*Work to do*: Every line of the data must be copied exactly.

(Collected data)

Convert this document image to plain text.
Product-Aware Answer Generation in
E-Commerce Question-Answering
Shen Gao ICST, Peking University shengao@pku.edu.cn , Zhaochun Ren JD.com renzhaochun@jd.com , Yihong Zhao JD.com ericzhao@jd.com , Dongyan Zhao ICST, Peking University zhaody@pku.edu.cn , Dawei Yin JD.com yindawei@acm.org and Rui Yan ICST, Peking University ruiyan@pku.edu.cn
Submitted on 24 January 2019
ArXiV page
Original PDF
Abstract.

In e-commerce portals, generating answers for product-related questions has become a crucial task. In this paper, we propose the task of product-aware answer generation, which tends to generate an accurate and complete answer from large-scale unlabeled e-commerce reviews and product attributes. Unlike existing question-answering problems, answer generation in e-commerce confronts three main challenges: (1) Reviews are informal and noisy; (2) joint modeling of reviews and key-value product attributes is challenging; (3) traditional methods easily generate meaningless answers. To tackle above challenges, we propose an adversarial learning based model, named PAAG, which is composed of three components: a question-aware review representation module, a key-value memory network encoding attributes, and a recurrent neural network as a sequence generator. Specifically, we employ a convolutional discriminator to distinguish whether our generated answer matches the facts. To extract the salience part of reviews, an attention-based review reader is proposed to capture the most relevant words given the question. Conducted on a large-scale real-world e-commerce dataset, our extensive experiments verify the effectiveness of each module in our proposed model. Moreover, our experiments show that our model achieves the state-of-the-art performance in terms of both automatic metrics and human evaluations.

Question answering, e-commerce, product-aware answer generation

*Correct answer*:
Convert this document image to plain text.
Product-Aware Answer Generation in
E-Commerce Question-Answering
Shen Gao ICST, Peking University shengao@pku.edu.cn , Zhaochun Ren JD.com renzhaochun@jd.com , Yihong Zhao JD.com ericzhao@jd.com , Dongyan Zhao ICST, Peking University zhaody@pku.edu.cn , Dawei Yin JD.com yindawei@acm.org and Rui Yan ICST, Peking University ruiyan@pku.edu.cn
Submitted on 24 January 2019
ArXiV page
Original PDF
Abstract.

In e-commerce portals, generating answers for product-related questions has become a crucial task. In this paper, we propose the task of product-aware answer generation, which tends to generate an accurate and complete answer from large-scale unlabeled e-commerce reviews and product attributes. Unlike existing question-answering problems, answer generation in e-commerce confronts three main challenges: (1) Reviews are informal and noisy; (2) joint modeling of reviews and key-value product attributes is challenging; (3) traditional methods easily generate meaningless answers. To tackle above challenges, we propose an adversarial learning based model, named PAAG, which is composed of three components: a question-aware review representation module, a key-value memory network encoding attributes, and a recurrent neural network as a sequence generator. Specifically, we employ a convolutional discriminator to distinguish whether our generated answer matches the facts. To extract the salience part of reviews, an attention-based review reader is proposed to capture the most relevant words given the question. Conducted on a large-scale real-world e-commerce dataset, our extensive experiments verify the effectiveness of each module in our proposed model. Moreover, our experiments show that our model achieves the state-of-the-art performance in terms of both automatic metrics and human evaluations.

Question answering, e-commerce, product-aware answer generation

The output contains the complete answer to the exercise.